[begin Input]

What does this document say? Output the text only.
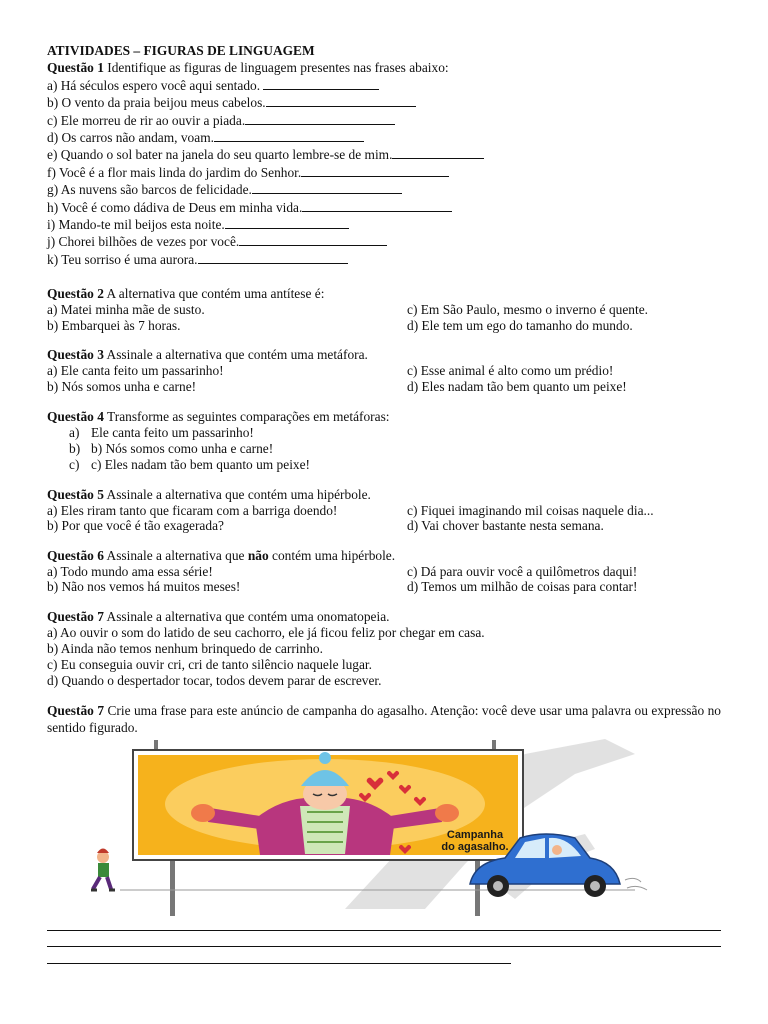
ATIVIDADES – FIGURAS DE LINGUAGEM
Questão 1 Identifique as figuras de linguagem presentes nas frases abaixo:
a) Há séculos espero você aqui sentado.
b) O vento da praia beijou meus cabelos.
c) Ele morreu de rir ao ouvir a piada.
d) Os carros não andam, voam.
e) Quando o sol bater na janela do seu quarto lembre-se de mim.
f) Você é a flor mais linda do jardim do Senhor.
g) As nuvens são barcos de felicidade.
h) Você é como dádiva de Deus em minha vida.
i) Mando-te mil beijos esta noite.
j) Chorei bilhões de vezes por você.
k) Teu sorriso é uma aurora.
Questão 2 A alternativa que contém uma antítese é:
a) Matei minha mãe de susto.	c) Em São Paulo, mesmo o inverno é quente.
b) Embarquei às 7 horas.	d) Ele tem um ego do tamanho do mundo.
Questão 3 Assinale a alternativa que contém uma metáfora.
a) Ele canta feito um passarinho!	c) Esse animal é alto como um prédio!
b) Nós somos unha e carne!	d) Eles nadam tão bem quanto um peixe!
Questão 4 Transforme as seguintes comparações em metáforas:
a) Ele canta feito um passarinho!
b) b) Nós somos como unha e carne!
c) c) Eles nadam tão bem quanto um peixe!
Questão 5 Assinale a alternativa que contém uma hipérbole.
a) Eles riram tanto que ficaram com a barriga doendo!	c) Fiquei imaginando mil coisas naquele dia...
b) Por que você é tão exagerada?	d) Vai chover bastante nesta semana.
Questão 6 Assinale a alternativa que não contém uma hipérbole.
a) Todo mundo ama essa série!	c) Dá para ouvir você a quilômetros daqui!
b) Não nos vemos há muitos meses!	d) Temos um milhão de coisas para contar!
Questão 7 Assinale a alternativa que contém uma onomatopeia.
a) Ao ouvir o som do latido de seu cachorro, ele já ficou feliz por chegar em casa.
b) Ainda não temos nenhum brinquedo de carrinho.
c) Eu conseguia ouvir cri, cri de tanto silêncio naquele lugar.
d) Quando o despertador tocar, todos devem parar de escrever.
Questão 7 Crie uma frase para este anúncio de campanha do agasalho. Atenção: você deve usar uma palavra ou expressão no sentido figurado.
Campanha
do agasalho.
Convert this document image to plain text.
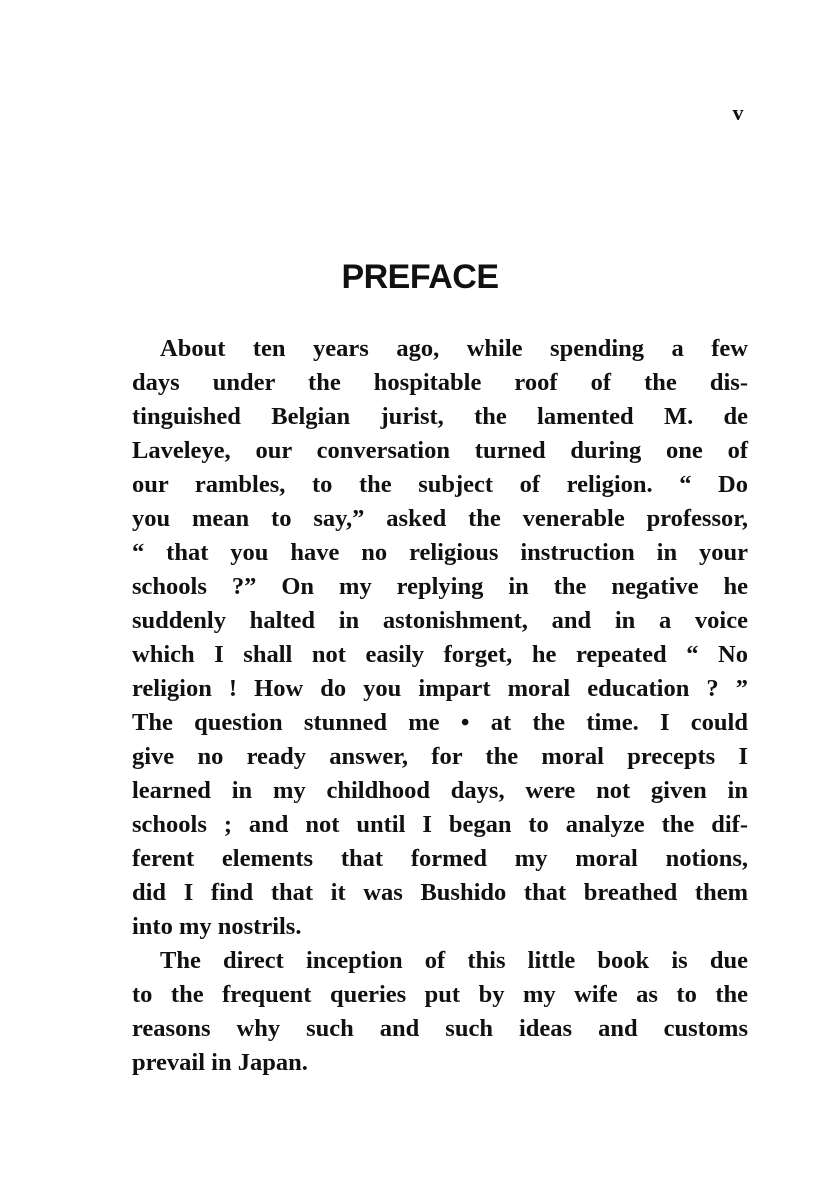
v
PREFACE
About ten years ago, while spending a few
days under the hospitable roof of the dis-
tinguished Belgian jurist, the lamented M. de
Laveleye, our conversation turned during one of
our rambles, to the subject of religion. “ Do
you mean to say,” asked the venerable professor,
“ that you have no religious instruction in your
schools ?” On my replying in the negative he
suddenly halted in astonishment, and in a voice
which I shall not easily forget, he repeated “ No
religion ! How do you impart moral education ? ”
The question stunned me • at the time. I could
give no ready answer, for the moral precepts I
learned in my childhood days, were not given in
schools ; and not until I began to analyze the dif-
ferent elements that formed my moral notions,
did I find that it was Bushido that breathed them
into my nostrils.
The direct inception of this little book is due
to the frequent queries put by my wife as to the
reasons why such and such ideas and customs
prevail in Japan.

[end Input]

The task:
With the pictures omitted, reproduce the records in full and exactly.

Answer:
What does this document say? Output the text only.
ATIVIDADES – FIGURAS DE LINGUAGEM
Questão 1 Identifique as figuras de linguagem presentes nas frases abaixo:
a) Há séculos espero você aqui sentado.
b) O vento da praia beijou meus cabelos.
c) Ele morreu de rir ao ouvir a piada.
d) Os carros não andam, voam.
e) Quando o sol bater na janela do seu quarto lembre-se de mim.
f) Você é a flor mais linda do jardim do Senhor.
g) As nuvens são barcos de felicidade.
h) Você é como dádiva de Deus em minha vida.
i) Mando-te mil beijos esta noite.
j) Chorei bilhões de vezes por você.
k) Teu sorriso é uma aurora.
Questão 2 A alternativa que contém uma antítese é:
a) Matei minha mãe de susto.	c) Em São Paulo, mesmo o inverno é quente.
b) Embarquei às 7 horas.	d) Ele tem um ego do tamanho do mundo.
Questão 3 Assinale a alternativa que contém uma metáfora.
a) Ele canta feito um passarinho!	c) Esse animal é alto como um prédio!
b) Nós somos unha e carne!	d) Eles nadam tão bem quanto um peixe!
Questão 4 Transforme as seguintes comparações em metáforas:
a) Ele canta feito um passarinho!
b) b) Nós somos como unha e carne!
c) c) Eles nadam tão bem quanto um peixe!
Questão 5 Assinale a alternativa que contém uma hipérbole.
a) Eles riram tanto que ficaram com a barriga doendo!	c) Fiquei imaginando mil coisas naquele dia...
b) Por que você é tão exagerada?	d) Vai chover bastante nesta semana.
Questão 6 Assinale a alternativa que não contém uma hipérbole.
a) Todo mundo ama essa série!	c) Dá para ouvir você a quilômetros daqui!
b) Não nos vemos há muitos meses!	d) Temos um milhão de coisas para contar!
Questão 7 Assinale a alternativa que contém uma onomatopeia.
a) Ao ouvir o som do latido de seu cachorro, ele já ficou feliz por chegar em casa.
b) Ainda não temos nenhum brinquedo de carrinho.
c) Eu conseguia ouvir cri, cri de tanto silêncio naquele lugar.
d) Quando o despertador tocar, todos devem parar de escrever.
Questão 7 Crie uma frase para este anúncio de campanha do agasalho. Atenção: você deve usar uma palavra ou expressão no sentido figurado.
Campanha
do agasalho.
Convert this document image to plain text.
v
PREFACE
About ten years ago, while spending a few
days under the hospitable roof of the dis-
tinguished Belgian jurist, the lamented M. de
Laveleye, our conversation turned during one of
our rambles, to the subject of religion. “ Do
you mean to say,” asked the venerable professor,
“ that you have no religious instruction in your
schools ?” On my replying in the negative he
suddenly halted in astonishment, and in a voice
which I shall not easily forget, he repeated “ No
religion ! How do you impart moral education ? ”
The question stunned me • at the time. I could
give no ready answer, for the moral precepts I
learned in my childhood days, were not given in
schools ; and not until I began to analyze the dif-
ferent elements that formed my moral notions,
did I find that it was Bushido that breathed them
into my nostrils.
The direct inception of this little book is due
to the frequent queries put by my wife as to the
reasons why such and such ideas and customs
prevail in Japan.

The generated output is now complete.